═══ Exercise data ═══
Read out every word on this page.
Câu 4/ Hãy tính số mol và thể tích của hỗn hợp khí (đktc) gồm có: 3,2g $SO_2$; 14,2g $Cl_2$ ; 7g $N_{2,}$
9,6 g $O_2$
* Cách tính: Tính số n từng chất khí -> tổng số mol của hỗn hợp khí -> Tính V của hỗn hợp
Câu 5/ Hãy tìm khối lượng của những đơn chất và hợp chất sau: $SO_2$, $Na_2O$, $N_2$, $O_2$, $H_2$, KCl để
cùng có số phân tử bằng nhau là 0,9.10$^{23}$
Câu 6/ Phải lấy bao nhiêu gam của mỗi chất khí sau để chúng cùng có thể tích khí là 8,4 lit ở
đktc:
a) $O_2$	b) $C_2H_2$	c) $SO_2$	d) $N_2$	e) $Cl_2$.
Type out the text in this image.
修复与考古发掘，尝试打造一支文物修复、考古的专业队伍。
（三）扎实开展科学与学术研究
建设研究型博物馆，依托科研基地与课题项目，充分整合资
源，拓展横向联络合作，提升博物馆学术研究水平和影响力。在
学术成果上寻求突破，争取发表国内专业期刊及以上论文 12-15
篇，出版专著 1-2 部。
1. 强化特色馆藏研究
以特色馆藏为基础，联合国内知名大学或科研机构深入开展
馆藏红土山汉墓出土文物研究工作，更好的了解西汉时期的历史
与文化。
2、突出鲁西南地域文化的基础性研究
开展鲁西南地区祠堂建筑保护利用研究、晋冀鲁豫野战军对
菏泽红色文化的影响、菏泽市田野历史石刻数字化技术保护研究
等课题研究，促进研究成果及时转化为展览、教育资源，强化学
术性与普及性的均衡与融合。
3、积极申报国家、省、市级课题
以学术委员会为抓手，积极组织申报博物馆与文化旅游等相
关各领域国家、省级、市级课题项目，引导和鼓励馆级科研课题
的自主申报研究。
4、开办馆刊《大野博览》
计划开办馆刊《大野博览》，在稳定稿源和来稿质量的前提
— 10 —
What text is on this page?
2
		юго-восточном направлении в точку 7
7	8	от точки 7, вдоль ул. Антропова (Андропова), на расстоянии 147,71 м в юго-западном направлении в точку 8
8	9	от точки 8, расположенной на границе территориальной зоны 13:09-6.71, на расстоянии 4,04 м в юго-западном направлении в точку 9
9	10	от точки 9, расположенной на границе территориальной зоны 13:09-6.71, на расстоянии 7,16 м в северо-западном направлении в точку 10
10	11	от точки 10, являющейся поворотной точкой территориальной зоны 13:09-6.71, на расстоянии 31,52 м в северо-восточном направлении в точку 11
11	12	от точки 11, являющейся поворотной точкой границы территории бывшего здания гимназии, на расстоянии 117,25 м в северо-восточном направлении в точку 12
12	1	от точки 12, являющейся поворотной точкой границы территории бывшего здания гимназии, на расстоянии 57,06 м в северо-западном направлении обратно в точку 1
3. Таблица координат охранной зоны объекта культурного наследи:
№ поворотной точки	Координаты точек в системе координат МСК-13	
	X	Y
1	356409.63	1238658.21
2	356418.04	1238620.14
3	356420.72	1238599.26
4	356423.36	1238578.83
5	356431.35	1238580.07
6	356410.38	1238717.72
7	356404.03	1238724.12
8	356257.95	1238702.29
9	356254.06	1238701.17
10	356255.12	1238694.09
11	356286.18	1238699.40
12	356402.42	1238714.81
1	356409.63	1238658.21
═══
## [Work to complete]
Exactly as written, please output every entry.

## [Solution]
Read out every word on this page.
Câu 4/ Hãy tính số mol và thể tích của hỗn hợp khí (đktc) gồm có: 3,2g $SO_2$; 14,2g $Cl_2$ ; 7g $N_{2,}$
9,6 g $O_2$
* Cách tính: Tính số n từng chất khí -> tổng số mol của hỗn hợp khí -> Tính V của hỗn hợp
Câu 5/ Hãy tìm khối lượng của những đơn chất và hợp chất sau: $SO_2$, $Na_2O$, $N_2$, $O_2$, $H_2$, KCl để
cùng có số phân tử bằng nhau là 0,9.10$^{23}$
Câu 6/ Phải lấy bao nhiêu gam của mỗi chất khí sau để chúng cùng có thể tích khí là 8,4 lit ở
đktc:
a) $O_2$	b) $C_2H_2$	c) $SO_2$	d) $N_2$	e) $Cl_2$.
Type out the text in this image.
修复与考古发掘，尝试打造一支文物修复、考古的专业队伍。
（三）扎实开展科学与学术研究
建设研究型博物馆，依托科研基地与课题项目，充分整合资
源，拓展横向联络合作，提升博物馆学术研究水平和影响力。在
学术成果上寻求突破，争取发表国内专业期刊及以上论文 12-15
篇，出版专著 1-2 部。
1. 强化特色馆藏研究
以特色馆藏为基础，联合国内知名大学或科研机构深入开展
馆藏红土山汉墓出土文物研究工作，更好的了解西汉时期的历史
与文化。
2、突出鲁西南地域文化的基础性研究
开展鲁西南地区祠堂建筑保护利用研究、晋冀鲁豫野战军对
菏泽红色文化的影响、菏泽市田野历史石刻数字化技术保护研究
等课题研究，促进研究成果及时转化为展览、教育资源，强化学
术性与普及性的均衡与融合。
3、积极申报国家、省、市级课题
以学术委员会为抓手，积极组织申报博物馆与文化旅游等相
关各领域国家、省级、市级课题项目，引导和鼓励馆级科研课题
的自主申报研究。
4、开办馆刊《大野博览》
计划开办馆刊《大野博览》，在稳定稿源和来稿质量的前提
— 10 —
What text is on this page?
2
		юго-восточном направлении в точку 7
7	8	от точки 7, вдоль ул. Антропова (Андропова), на расстоянии 147,71 м в юго-западном направлении в точку 8
8	9	от точки 8, расположенной на границе территориальной зоны 13:09-6.71, на расстоянии 4,04 м в юго-западном направлении в точку 9
9	10	от точки 9, расположенной на границе территориальной зоны 13:09-6.71, на расстоянии 7,16 м в северо-западном направлении в точку 10
10	11	от точки 10, являющейся поворотной точкой территориальной зоны 13:09-6.71, на расстоянии 31,52 м в северо-восточном направлении в точку 11
11	12	от точки 11, являющейся поворотной точкой границы территории бывшего здания гимназии, на расстоянии 117,25 м в северо-восточном направлении в точку 12
12	1	от точки 12, являющейся поворотной точкой границы территории бывшего здания гимназии, на расстоянии 57,06 м в северо-западном направлении обратно в точку 1
3. Таблица координат охранной зоны объекта культурного наследи:
№ поворотной точки	Координаты точек в системе координат МСК-13	
	X	Y
1	356409.63	1238658.21
2	356418.04	1238620.14
3	356420.72	1238599.26
4	356423.36	1238578.83
5	356431.35	1238580.07
6	356410.38	1238717.72
7	356404.03	1238724.12
8	356257.95	1238702.29
9	356254.06	1238701.17
10	356255.12	1238694.09
11	356286.18	1238699.40
12	356402.42	1238714.81
1	356409.63	1238658.21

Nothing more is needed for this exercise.